Sayın Adil Şeytanoğlu, Değiştirilmiş Şekliyle 12/2006 sayılı Bilgi Edinme Hakkı Yasası kapsamında, KKTC İçişleri Bakanlığı Nüfus Kayıt Dairesi ve Nüfus Baş Yazmanlığı, Muhaceret Dairesi Müdürlüğü, KKTC Çalışma ve Sosyal Güvenlik Bakanlığı Çalışma Dairesi Müdürlüğü, Başbakanlık Bilgi Edinme ve Değerlendirme Kurulu ve Sayıştay Başkanlığı’na sunmuş olduğu dilekçelere yanıt verilmediği veya verilen yanıtların mevzuata uygun olmadığı iddiasıyla Dairemize başvurmuş ve konuların soruşturulmasını talep etmiştir.
Yapılan başvuru üzerine yakınma konusu yapılan şikayetler, 38/1996 sayılı Yüksek Yönetim Denetçisi (Ombudsman) Yasası kuralları çerçevesinde incelenmiş ve ekte sunulan rapor hazırlanmıştır.
Sayın Adil Şeytanoğlu, Bilgi Edinme hakkını kullanarak ve/veya Bilgi Edinme Hakkı Yasası’na istinaden KKTC İçişleri Bakanlığı’na bağlı Nüfus Kayıt Dairesi ve Nüfus Baş Yazmanlığı’na 2 Şubat 2017 tarihinde, Muhaceret Dairesi Müdürlüğü’ne 28 Mart 2017 tarihinde, Çalışma Dairesi Müdürlüğü’ne 2 Şubat 2017 ve 2 Şubat 2017 tarihinde Sayıştay Başkanlığı’na başvurarak dilekçesine konu bilgilerin kendisine verilmesini talep etmiştir.
Bunu müteakip, KKTC İçişleri Bakanlığı Nüfus Kayıt Dairesi ve Nüfus Baş Yazmanlığı, Muhaceret Dairesi Müdürlüğü, KKTC Çalışma ve Sosyal Güvenlik Bakanlığı Çalışma Dairesi Müdürlüğü, ve KKTC Sayıştay Başkanlığı 12/2006 sayılı Bilgi Edinme Hakkı Yasası ile 27/2013 sayılı İyi İdare Yasası’nın emrettiği süreler içerisinde Sayın Adil Şeytanoğlu’na bir cevap verdiler.
12/2006 sayılı Bilgi Edinme Hakkı Yasası’nın 5’inci maddesi tahtında herkes bilgi edinme hakkına sahiptir. Kuzey Kıbrıs’ta ikamet eden yabancılar ve Kuzey Kıbrıs’ta faaliyette bulunan yabancı tüzel kişiler de bu Yasa kurallarından yararlanırlar. Yine söz konusu Yasa’nın 6’ıncı maddesi uyarınca İdare, bu Yasa’da yer alan istisnalar dışında kalan her türlü bilgi veya belgeyi, başvuranların yararlanmasına sunmak ve bilgi edinme başvurularını etkin, süratli ve doğru sonuçlandırmak üzere gerekli idari ve teknik önlemleri almakla yükümlüdür. Bu hususa ilaveten, bilgi edinme başvurusu, başvurulan idarenin elinde bulunan veya görevi gereği bulunması gereken bilgi veya bilgilere ilişkin olmalıdır.

● **İstenen Görevler**:
(a) Metne göre Adil Şeytanoğlu Muhaceret Dairesi Müdürlüğü'ne hangi tarihte başvurmuştur?
(b) Aşağıdaki ifadeler metinle uyuşuyor mu? Her biri için evet ya da hayır deyin ve metinden belirleyici sözleri aynen aktarın.
(i) Yakınma konusu şikayetler, 38/1996 sayılı Yüksek Yönetim Denetçisi (Ombudsman) Yasası kurallarına göre incelenmiştir.
(ii) Kuzey Kıbrıs'ta ikamet eden yabancılar Bilgi Edinme Hakkı Yasası kurallarından yararlanamaz.
(iii) Herkesin bilgi edinme hakkına sahip olduğu, 12/2006 sayılı Yasa'nın 6'ncı maddesinde belirtilmiştir.
Kayıtların metinle hiçbir ilgisi yoktur.

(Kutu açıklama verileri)

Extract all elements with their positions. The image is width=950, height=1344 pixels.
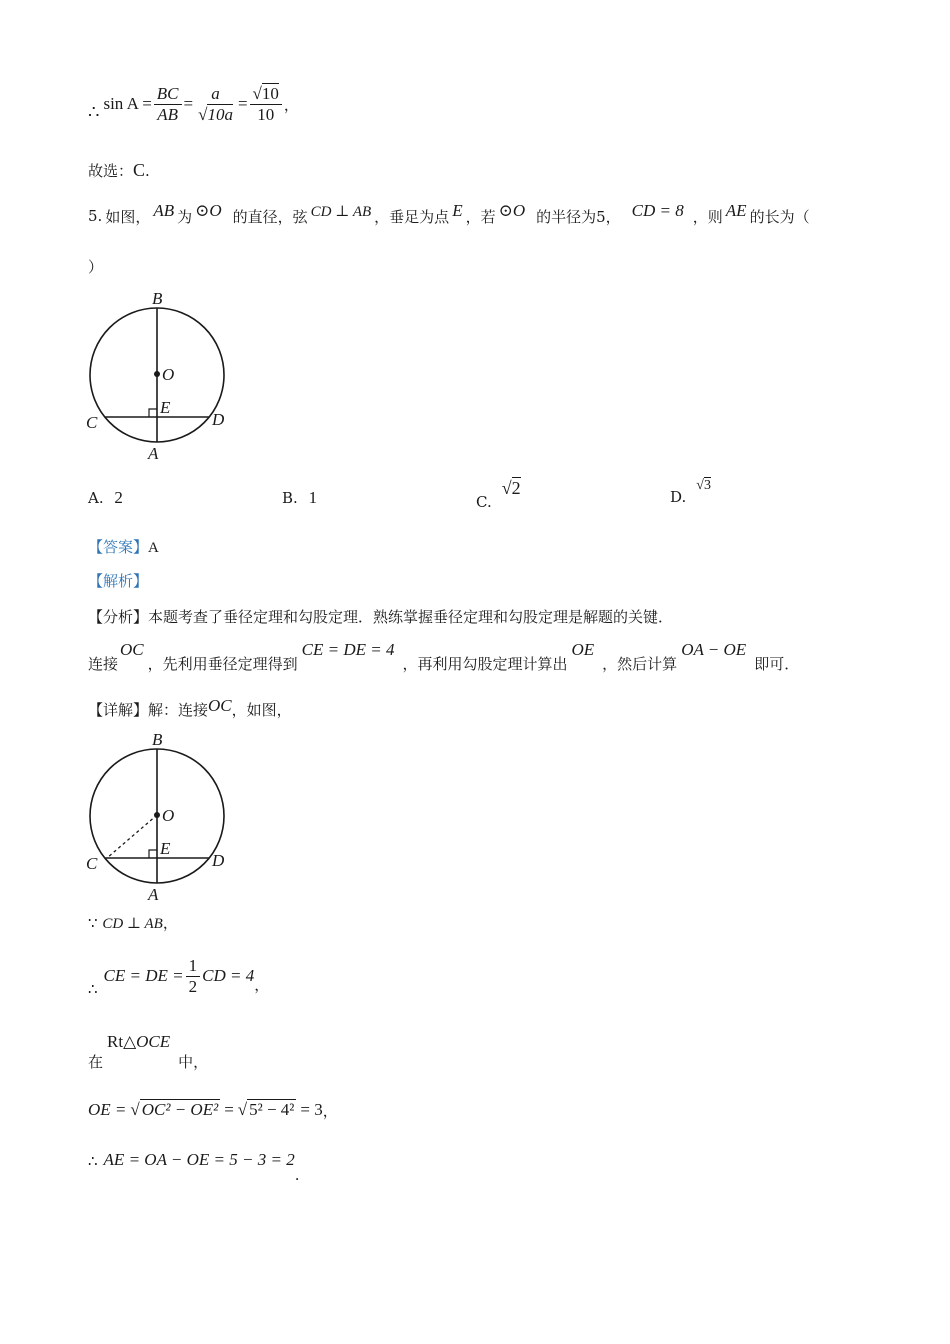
question-text: ，则 (692, 207, 723, 226)
fraction-a-sqrt10a (195, 84, 236, 125)
fraction-denominator: 10 (257, 104, 275, 124)
sqrt-oc-oe: √ OC² − OE² (130, 1100, 219, 1119)
comma: ， (283, 95, 299, 114)
period: . (294, 1166, 300, 1184)
method-text: 连接 (88, 655, 119, 673)
fraction-denominator: 2 (188, 976, 198, 996)
fraction-denominator: AB (157, 104, 179, 124)
label-b: B (152, 730, 163, 749)
method-text: 即可． (754, 655, 800, 673)
comma: ， (322, 1101, 338, 1120)
math-oe-eq: OE = (88, 1100, 127, 1119)
choose-end: . (145, 162, 150, 180)
question-text: 的半径为5， (536, 207, 621, 226)
fraction-denominator: √10a (198, 104, 233, 124)
label-b: B (152, 289, 163, 308)
fraction-numerator: 1 (186, 956, 201, 977)
math-circle-o: ⊙O (498, 201, 526, 220)
radicand: 5² − 4² (249, 1100, 295, 1119)
option-d[interactable] (670, 478, 711, 506)
label-o: O (162, 806, 175, 825)
right-angle-mark (149, 850, 157, 858)
math-ab: AB (153, 201, 175, 220)
radicand: 3 (703, 478, 711, 493)
math-oe: OE (571, 640, 595, 659)
question-text: ，若 (465, 207, 496, 226)
equals-sign: = (237, 94, 248, 113)
label-d: D (212, 851, 225, 870)
question-text: 为 (177, 207, 193, 226)
math-cd-eq-8: CD = 8 (631, 201, 684, 220)
xiangjie-label: 【详解】 (88, 701, 149, 719)
fenxi-text: 本题考查了垂径定理和勾股定理．熟练掌握垂径定理和勾股定理是解题的关键． (148, 608, 674, 626)
math-oc: OC (120, 640, 144, 659)
analysis-label: 【解析】 (88, 572, 149, 590)
answer-line (88, 536, 159, 557)
sin-a-label: sin A = (103, 94, 152, 113)
fraction-bc-ab (154, 84, 182, 125)
fraction-sqrt10-10 (250, 84, 282, 125)
question-text: ，垂足为点 (374, 207, 450, 226)
equals-sign: = (183, 94, 194, 113)
therefore-symbol: ∴ (88, 1152, 98, 1170)
step-because (88, 912, 178, 933)
therefore-symbol: ∴ (88, 980, 98, 998)
option-value: 2 (114, 488, 123, 507)
math-oce: OCE (136, 1032, 171, 1051)
radicand: OC² − OE² (141, 1100, 219, 1119)
radicand: 10a (207, 104, 233, 124)
fenxi-line (88, 606, 673, 627)
choose-line (88, 160, 150, 181)
radicand: 2 (511, 478, 521, 498)
question-text: 如图， (105, 207, 151, 226)
sqrt-5-4: √ 5² − 4² (237, 1100, 295, 1119)
math-ce-de-4: CE = DE = 4 (301, 640, 395, 659)
option-letter: C. (476, 493, 492, 511)
xiangjie-text: 解：连接 (148, 701, 209, 719)
answer-label: 【答案】 (88, 538, 149, 556)
fraction-one-half (186, 956, 201, 997)
fraction-numerator: a (208, 84, 223, 105)
option-a[interactable] (88, 488, 123, 508)
math-oa-minus-oe: OA − OE (681, 640, 747, 659)
label-a: A (148, 444, 159, 463)
label-e: E (160, 398, 171, 417)
option-letter: A. (88, 489, 104, 507)
fraction-numerator: BC (154, 84, 182, 105)
step-in-triangle (88, 1032, 208, 1072)
question-number: 5. (88, 207, 103, 225)
option-b[interactable] (282, 488, 317, 508)
math-ce-de: CE = DE = (103, 966, 184, 985)
radicand: 10 (261, 83, 279, 103)
step-oe (88, 1094, 338, 1126)
option-c[interactable] (476, 478, 521, 511)
equals-3: = 3 (300, 1100, 323, 1119)
choose-value: C (133, 160, 146, 180)
answer-value: A (148, 540, 159, 556)
method-text: ，再利用勾股定理计算出 (402, 655, 568, 673)
equals-sign: = (224, 1100, 234, 1119)
option-letter: B. (282, 489, 298, 507)
math-circle-o: ⊙O (195, 201, 222, 220)
option-value: 1 (308, 488, 318, 507)
because-symbol: ∵ (88, 914, 98, 932)
label-c: C (86, 854, 98, 873)
math-ae-result: AE = OA − OE = 5 − 3 = 2 (103, 1150, 295, 1169)
circle-figure-2 (80, 728, 240, 908)
question-close-paren: ） (88, 258, 104, 276)
math-e: E (452, 201, 463, 220)
option-value: √3 (696, 478, 711, 493)
step-ce-de (88, 948, 269, 1004)
question-text: 的长为（ (749, 207, 810, 226)
math-cd-perp-ab: CD ⊥ AB (310, 203, 372, 220)
method-line (88, 640, 799, 674)
question-text: 的直径，弦 (232, 207, 308, 226)
question-5-line (88, 200, 810, 232)
rt-label: Rt△ (107, 1032, 137, 1051)
math-cd-4: CD = 4 (202, 966, 255, 985)
label-a: A (148, 885, 159, 904)
therefore-symbol: ∴ (88, 101, 100, 123)
method-text: ，先利用垂径定理得到 (147, 655, 298, 673)
math-cd-perp-ab: CD ⊥ AB (102, 916, 163, 932)
fenxi-label: 【分析】 (88, 608, 149, 626)
choose-label: 故选： (88, 162, 134, 180)
comma: ， (162, 914, 178, 932)
circle-figure-1 (80, 285, 240, 465)
step-ae (88, 1150, 300, 1184)
right-angle-mark (149, 409, 157, 417)
math-oc: OC (208, 696, 232, 715)
sin-a-equation (88, 80, 299, 128)
center-point (154, 371, 160, 377)
comma: ， (254, 975, 270, 994)
option-value: √2 (501, 478, 521, 498)
rt-triangle (107, 1032, 170, 1052)
label-c: C (86, 413, 98, 432)
label-d: D (212, 410, 225, 429)
zhong-text: 中， (178, 1053, 209, 1071)
method-text: ，然后计算 (602, 655, 678, 673)
zai-text: 在 (88, 1053, 104, 1071)
label-o: O (162, 365, 175, 384)
center-point (154, 812, 160, 818)
label-e: E (160, 839, 171, 858)
xiangjie-end: ，如图， (231, 701, 292, 719)
math-ae: AE (725, 201, 747, 220)
xiangjie-line (88, 696, 292, 720)
option-letter: D. (670, 488, 687, 506)
fraction-numerator: √10 (250, 84, 282, 105)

● **Çözümler**:
(a) 28 Mart 2017

(b)
(i) Evet: "38/1996 sayılı Yüksek Yönetim Denetçisi (Ombudsman) Yasası kuralları çerçevesinde incelenmiş"
(ii) Hayır: "Kuzey Kıbrıs’ta ikamet eden yabancılar ve Kuzey Kıbrıs’ta faaliyette bulunan yabancı tüzel kişiler de bu Yasa kurallarından yararlanırlar."
(iii) Hayır: "12/2006 sayılı Bilgi Edinme Hakkı Yasası’nın 5’inci maddesi tahtında herkes bilgi edinme hakkına sahiptir."